▶ **Teks Sumber**:
═══
Ofa Mudzar dalam tulisan Perempuan dalam Kurungan Khayalan dan Realita pada rubrik Jala mengurai kegelisahan perempuan yang dipentaskan melalui teater Sekilas dalam Kurungan. Pertunjukan tersebut mengangkat tradisi pingitan di Jawa dan posuo di Buton sebagai isu pengurungan terhadap perempuan selama masa peralihan menjadi dewasa, dari individual body ke social body, sebagaimana tertulis dalam catatan sinopsis. Akan tetapi, dialog dan properti yang ditampilkan mengisyaratkan kurungan sepanjang masa bagi manusia bergender perempuan, baik kurungan tak kasatmata seperti stereotipe dan kurungan berupa ruang fisik.
═══
▶ **Entri Data**:

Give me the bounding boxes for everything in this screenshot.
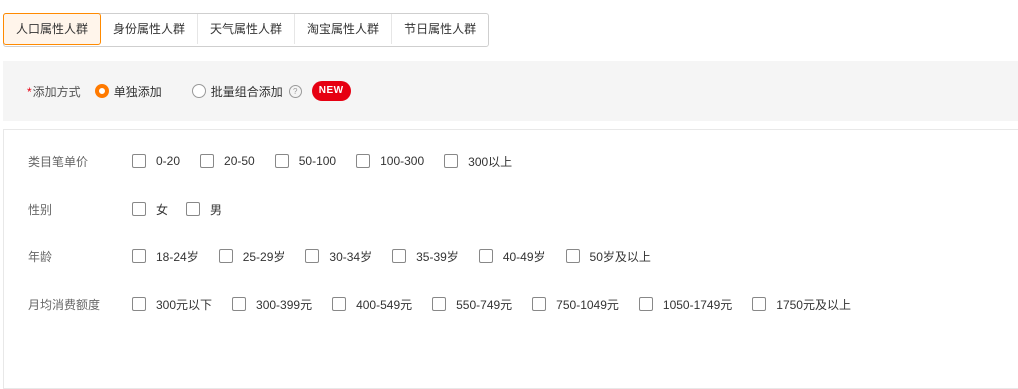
filter-row-category-price: 类目笔单价 0-20 20-50 50-100 100-300 300以上 bbox=[28, 151, 532, 171]
option-label: 1050-1749元 bbox=[662, 297, 733, 312]
radio-single-add-label: 单独添加 bbox=[113, 84, 162, 99]
option-checkbox[interactable]: 550-749元 bbox=[432, 296, 512, 313]
option-label: 30-34岁 bbox=[329, 249, 373, 264]
filter-label: 年龄 bbox=[28, 249, 53, 264]
option-checkbox[interactable]: 50-100 bbox=[274, 154, 337, 168]
checkbox-icon[interactable] bbox=[218, 249, 233, 263]
option-label: 50岁及以上 bbox=[589, 249, 651, 264]
filter-row-monthly-spend: 月均消费额度 300元以下 300-399元 400-549元 550-749元… bbox=[28, 294, 871, 314]
radio-batch-add-label: 批量组合添加 bbox=[210, 84, 283, 99]
option-checkbox[interactable]: 750-1049元 bbox=[532, 296, 619, 313]
option-label: 100-300 bbox=[380, 154, 425, 168]
option-label: 25-29岁 bbox=[242, 249, 286, 264]
required-mark: * bbox=[27, 84, 32, 99]
option-label: 0-20 bbox=[156, 154, 181, 168]
add-method-bar: *添加方式 单独添加 批量组合添加 ? NEW bbox=[3, 61, 1018, 121]
option-label: 35-39岁 bbox=[416, 249, 459, 264]
checkbox-icon[interactable] bbox=[274, 154, 289, 168]
checkbox-icon[interactable] bbox=[200, 154, 215, 168]
checkbox-icon[interactable] bbox=[532, 297, 547, 311]
option-checkbox[interactable]: 女 bbox=[132, 201, 168, 218]
option-checkbox[interactable]: 0-20 bbox=[132, 154, 180, 168]
filter-row-gender: 性别 女 男 bbox=[28, 199, 242, 219]
option-checkbox[interactable]: 100-300 bbox=[356, 154, 424, 168]
option-checkbox[interactable]: 25-29岁 bbox=[218, 248, 286, 265]
option-checkbox[interactable]: 40-49岁 bbox=[478, 248, 546, 265]
option-checkbox[interactable]: 35-39岁 bbox=[392, 248, 459, 265]
option-label: 300以上 bbox=[468, 154, 513, 169]
checkbox-icon[interactable] bbox=[332, 297, 347, 311]
option-checkbox[interactable]: 300-399元 bbox=[232, 296, 312, 313]
option-checkbox[interactable]: 50岁及以上 bbox=[565, 248, 651, 265]
tab-identity[interactable]: 身份属性人群 bbox=[101, 14, 199, 44]
filter-label: 类目笔单价 bbox=[28, 154, 89, 169]
option-label: 20-50 bbox=[224, 154, 255, 168]
option-label: 550-749元 bbox=[456, 297, 513, 312]
option-label: 400-549元 bbox=[356, 297, 413, 312]
checkbox-icon[interactable] bbox=[186, 202, 201, 216]
option-checkbox[interactable]: 男 bbox=[186, 201, 222, 218]
filter-panel: 类目笔单价 0-20 20-50 50-100 100-300 300以上 性别… bbox=[3, 129, 1018, 389]
option-checkbox[interactable]: 300元以下 bbox=[132, 296, 212, 313]
checkbox-icon[interactable] bbox=[478, 249, 493, 263]
checkbox-icon[interactable] bbox=[132, 249, 146, 263]
checkbox-icon[interactable] bbox=[752, 297, 767, 311]
tab-holiday[interactable]: 节日属性人群 bbox=[392, 14, 488, 44]
option-label: 300-399元 bbox=[256, 297, 313, 312]
option-label: 750-1049元 bbox=[556, 297, 619, 312]
checkbox-icon[interactable] bbox=[444, 154, 459, 168]
checkbox-icon[interactable] bbox=[392, 249, 407, 263]
checkbox-icon[interactable] bbox=[432, 297, 447, 311]
checkbox-icon[interactable] bbox=[132, 202, 146, 216]
checkbox-icon[interactable] bbox=[132, 154, 146, 168]
new-badge: NEW bbox=[311, 81, 351, 101]
checkbox-icon[interactable] bbox=[638, 297, 653, 311]
checkbox-icon[interactable] bbox=[232, 297, 247, 311]
crowd-type-tabs: 人口属性人群 身份属性人群 天气属性人群 淘宝属性人群 节日属性人群 bbox=[3, 13, 490, 47]
option-label: 女 bbox=[156, 202, 169, 217]
tab-weather[interactable]: 天气属性人群 bbox=[198, 14, 296, 44]
option-label: 男 bbox=[210, 202, 223, 217]
checkbox-icon[interactable] bbox=[132, 297, 146, 311]
option-checkbox[interactable]: 400-549元 bbox=[332, 296, 412, 313]
filter-label: 月均消费额度 bbox=[28, 297, 101, 312]
option-checkbox[interactable]: 1750元及以上 bbox=[752, 296, 851, 313]
checkbox-icon[interactable] bbox=[305, 249, 320, 263]
checkbox-icon[interactable] bbox=[565, 249, 580, 263]
help-icon[interactable]: ? bbox=[288, 84, 302, 98]
tab-taobao[interactable]: 淘宝属性人群 bbox=[295, 14, 393, 44]
option-checkbox[interactable]: 300以上 bbox=[444, 153, 512, 170]
filter-label: 性别 bbox=[28, 202, 53, 217]
checkbox-icon[interactable] bbox=[356, 154, 371, 168]
filter-row-age: 年龄 18-24岁 25-29岁 30-34岁 35-39岁 40-49岁 50… bbox=[28, 246, 671, 266]
radio-single-add[interactable]: 单独添加 bbox=[94, 83, 162, 100]
option-checkbox[interactable]: 18-24岁 bbox=[132, 248, 199, 265]
option-label: 40-49岁 bbox=[502, 249, 546, 264]
option-label: 1750元及以上 bbox=[776, 297, 851, 312]
radio-batch-add[interactable]: 批量组合添加 ? NEW bbox=[191, 81, 351, 101]
option-label: 300元以下 bbox=[156, 297, 213, 312]
radio-checked-icon[interactable] bbox=[94, 84, 109, 98]
option-checkbox[interactable]: 1050-1749元 bbox=[638, 296, 733, 313]
add-method-label: *添加方式 bbox=[27, 83, 81, 100]
add-method-label-text: 添加方式 bbox=[32, 84, 81, 99]
option-label: 18-24岁 bbox=[156, 249, 199, 264]
option-checkbox[interactable]: 20-50 bbox=[200, 154, 255, 168]
radio-unchecked-icon[interactable] bbox=[191, 84, 206, 98]
option-label: 50-100 bbox=[298, 154, 337, 168]
option-checkbox[interactable]: 30-34岁 bbox=[305, 248, 372, 265]
tab-population[interactable]: 人口属性人群 bbox=[3, 13, 102, 45]
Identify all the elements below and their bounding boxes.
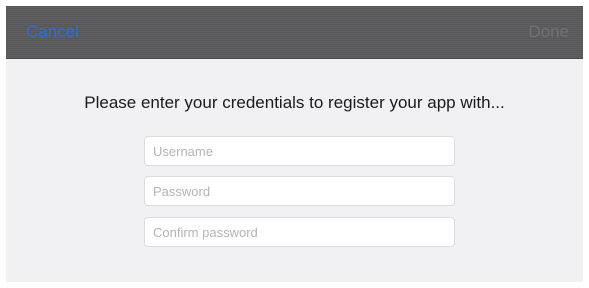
═══
▶ **Tugas Latihan**:
**a)** Menurut teks tentang pertunjukan Sekilas dalam Kurungan, tradisi apa saja yang diangkat dalam pertunjukan itu?
**b)** Tolong teruskan teks tentang pertunjukan Sekilas dalam Kurungan, mulai setelah kalimat terakhirnya.

▶ **Jawaban**:
**a)** Tradisi pingitan di Jawa dan posuo di Buton.

**b)**
Di rubrik Nahkoda,tulisan berjudul Ingatan Kain Mama, Widi Asari perancang busana asal Bandung, melakukan residensi di Maumere. Ketertarikannya dengan kain membawanya berjumpa dengan para Mama-Mama penenun yang sebagai seniman yang sekaligus mengarsipkan sejarah kota melalui motif tenun ikat. Ia menghubungkan kerja domestik anak laki-laki dengan ingatan akan didikan Mama, kemudian menciptakan motif baru dari ingatan anak laki-laki. Menurut Widi, peran Mama dalam mendidik anak-anak laki-laki untuk mengerjakan kerja-kerja domestik menjadi penting untuk pendidikan karakter personal dan mungkin juga karakter kota. 

Di tengah pembangunan kota yang masif dan kian tegas menarik garis antar kelas dan identitas, kita dapat membentuk ruang-ruang alternatif lain untuk membuka interaksi yang kemudian berkembang menjadi percakapan, hubungan jangka panjang, hingga rasa memiliki komunitas di mana kita berada. 

Selamat membaca!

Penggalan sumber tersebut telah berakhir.